-- start LISTING --
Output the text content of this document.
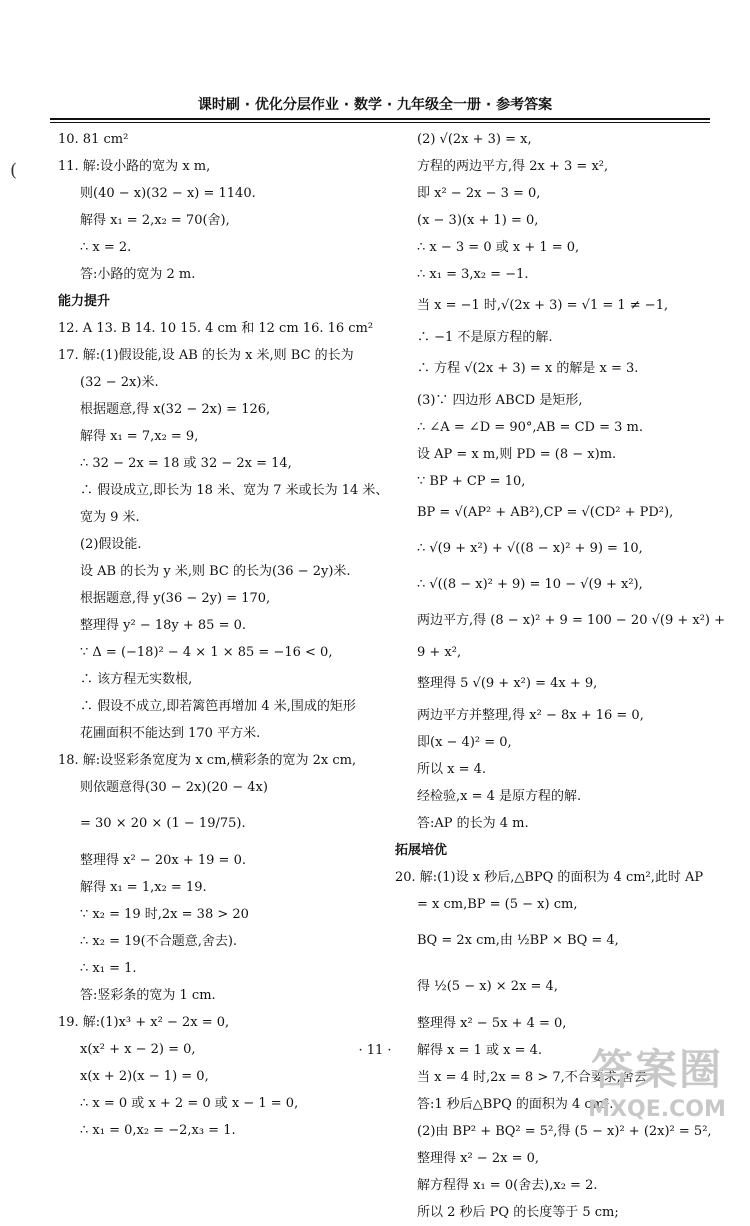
课时刷 · 优化分层作业 · 数学 · 九年级全一册 · 参考答案
(
10. 81 cm²
11. 解:设小路的宽为 x m,
则(40 − x)(32 − x) = 1140.
解得 x₁ = 2,x₂ = 70(舍),
∴ x = 2.
答:小路的宽为 2 m.
能力提升
12. A 13. B 14. 10 15. 4 cm 和 12 cm 16. 16 cm²
17. 解:(1)假设能,设 AB 的长为 x 米,则 BC 的长为
(32 − 2x)米.
根据题意,得 x(32 − 2x) = 126,
解得 x₁ = 7,x₂ = 9,
∴ 32 − 2x = 18 或 32 − 2x = 14,
∴ 假设成立,即长为 18 米、宽为 7 米或长为 14 米、
宽为 9 米.
(2)假设能.
设 AB 的长为 y 米,则 BC 的长为(36 − 2y)米.
根据题意,得 y(36 − 2y) = 170,
整理得 y² − 18y + 85 = 0.
∵ Δ = (−18)² − 4 × 1 × 85 = −16 < 0,
∴ 该方程无实数根,
∴ 假设不成立,即若篱笆再增加 4 米,围成的矩形
花圃面积不能达到 170 平方米.
18. 解:设竖彩条宽度为 x cm,横彩条的宽为 2x cm,
则依题意得(30 − 2x)(20 − 4x)
= 30 × 20 × (1 − 19/75).
整理得 x² − 20x + 19 = 0.
解得 x₁ = 1,x₂ = 19.
∵ x₂ = 19 时,2x = 38 > 20
∴ x₂ = 19(不合题意,舍去).
∴ x₁ = 1.
答:竖彩条的宽为 1 cm.
19. 解:(1)x³ + x² − 2x = 0,
x(x² + x − 2) = 0,
x(x + 2)(x − 1) = 0,
∴ x = 0 或 x + 2 = 0 或 x − 1 = 0,
∴ x₁ = 0,x₂ = −2,x₃ = 1.
(2) √(2x + 3) = x,
方程的两边平方,得 2x + 3 = x²,
即 x² − 2x − 3 = 0,
(x − 3)(x + 1) = 0,
∴ x − 3 = 0 或 x + 1 = 0,
∴ x₁ = 3,x₂ = −1.
当 x = −1 时,√(2x + 3) = √1 = 1 ≠ −1,
∴ −1 不是原方程的解.
∴ 方程 √(2x + 3) = x 的解是 x = 3.
(3)∵ 四边形 ABCD 是矩形,
∴ ∠A = ∠D = 90°,AB = CD = 3 m.
设 AP = x m,则 PD = (8 − x)m.
∵ BP + CP = 10,
BP = √(AP² + AB²),CP = √(CD² + PD²),
∴ √(9 + x²) + √((8 − x)² + 9) = 10,
∴ √((8 − x)² + 9) = 10 − √(9 + x²),
两边平方,得 (8 − x)² + 9 = 100 − 20 √(9 + x²) +
9 + x²,
整理得 5 √(9 + x²) = 4x + 9,
两边平方并整理,得 x² − 8x + 16 = 0,
即(x − 4)² = 0,
所以 x = 4.
经检验,x = 4 是原方程的解.
答:AP 的长为 4 m.
拓展培优
20. 解:(1)设 x 秒后,△BPQ 的面积为 4 cm²,此时 AP
= x cm,BP = (5 − x) cm,
BQ = 2x cm,由 ½BP × BQ = 4,
得 ½(5 − x) × 2x = 4,
整理得 x² − 5x + 4 = 0,
解得 x = 1 或 x = 4.
当 x = 4 时,2x = 8 > 7,不合要求,舍去.
答:1 秒后△BPQ 的面积为 4 cm².
(2)由 BP² + BQ² = 5²,得 (5 − x)² + (2x)² = 5²,
整理得 x² − 2x = 0,
解方程得 x₁ = 0(舍去),x₂ = 2.
所以 2 秒后 PQ 的长度等于 5 cm;
· 11 ·	答案圈
MXQE.COM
-- end LISTING --
▶ [TASK BRIEF]: The listing above must be printed again exactly, minus its pictures.

▶ [PROBLEM SOLUTION]:
Output the text content of this document.
课时刷 · 优化分层作业 · 数学 · 九年级全一册 · 参考答案
(
10. 81 cm²
11. 解:设小路的宽为 x m,
则(40 − x)(32 − x) = 1140.
解得 x₁ = 2,x₂ = 70(舍),
∴ x = 2.
答:小路的宽为 2 m.
能力提升
12. A 13. B 14. 10 15. 4 cm 和 12 cm 16. 16 cm²
17. 解:(1)假设能,设 AB 的长为 x 米,则 BC 的长为
(32 − 2x)米.
根据题意,得 x(32 − 2x) = 126,
解得 x₁ = 7,x₂ = 9,
∴ 32 − 2x = 18 或 32 − 2x = 14,
∴ 假设成立,即长为 18 米、宽为 7 米或长为 14 米、
宽为 9 米.
(2)假设能.
设 AB 的长为 y 米,则 BC 的长为(36 − 2y)米.
根据题意,得 y(36 − 2y) = 170,
整理得 y² − 18y + 85 = 0.
∵ Δ = (−18)² − 4 × 1 × 85 = −16 < 0,
∴ 该方程无实数根,
∴ 假设不成立,即若篱笆再增加 4 米,围成的矩形
花圃面积不能达到 170 平方米.
18. 解:设竖彩条宽度为 x cm,横彩条的宽为 2x cm,
则依题意得(30 − 2x)(20 − 4x)
= 30 × 20 × (1 − 19/75).
整理得 x² − 20x + 19 = 0.
解得 x₁ = 1,x₂ = 19.
∵ x₂ = 19 时,2x = 38 > 20
∴ x₂ = 19(不合题意,舍去).
∴ x₁ = 1.
答:竖彩条的宽为 1 cm.
19. 解:(1)x³ + x² − 2x = 0,
x(x² + x − 2) = 0,
x(x + 2)(x − 1) = 0,
∴ x = 0 或 x + 2 = 0 或 x − 1 = 0,
∴ x₁ = 0,x₂ = −2,x₃ = 1.
(2) √(2x + 3) = x,
方程的两边平方,得 2x + 3 = x²,
即 x² − 2x − 3 = 0,
(x − 3)(x + 1) = 0,
∴ x − 3 = 0 或 x + 1 = 0,
∴ x₁ = 3,x₂ = −1.
当 x = −1 时,√(2x + 3) = √1 = 1 ≠ −1,
∴ −1 不是原方程的解.
∴ 方程 √(2x + 3) = x 的解是 x = 3.
(3)∵ 四边形 ABCD 是矩形,
∴ ∠A = ∠D = 90°,AB = CD = 3 m.
设 AP = x m,则 PD = (8 − x)m.
∵ BP + CP = 10,
BP = √(AP² + AB²),CP = √(CD² + PD²),
∴ √(9 + x²) + √((8 − x)² + 9) = 10,
∴ √((8 − x)² + 9) = 10 − √(9 + x²),
两边平方,得 (8 − x)² + 9 = 100 − 20 √(9 + x²) +
9 + x²,
整理得 5 √(9 + x²) = 4x + 9,
两边平方并整理,得 x² − 8x + 16 = 0,
即(x − 4)² = 0,
所以 x = 4.
经检验,x = 4 是原方程的解.
答:AP 的长为 4 m.
拓展培优
20. 解:(1)设 x 秒后,△BPQ 的面积为 4 cm²,此时 AP
= x cm,BP = (5 − x) cm,
BQ = 2x cm,由 ½BP × BQ = 4,
得 ½(5 − x) × 2x = 4,
整理得 x² − 5x + 4 = 0,
解得 x = 1 或 x = 4.
当 x = 4 时,2x = 8 > 7,不合要求,舍去.
答:1 秒后△BPQ 的面积为 4 cm².
(2)由 BP² + BQ² = 5²,得 (5 − x)² + (2x)² = 5²,
整理得 x² − 2x = 0,
解方程得 x₁ = 0(舍去),x₂ = 2.
所以 2 秒后 PQ 的长度等于 5 cm;
· 11 ·	答案圈
MXQE.COM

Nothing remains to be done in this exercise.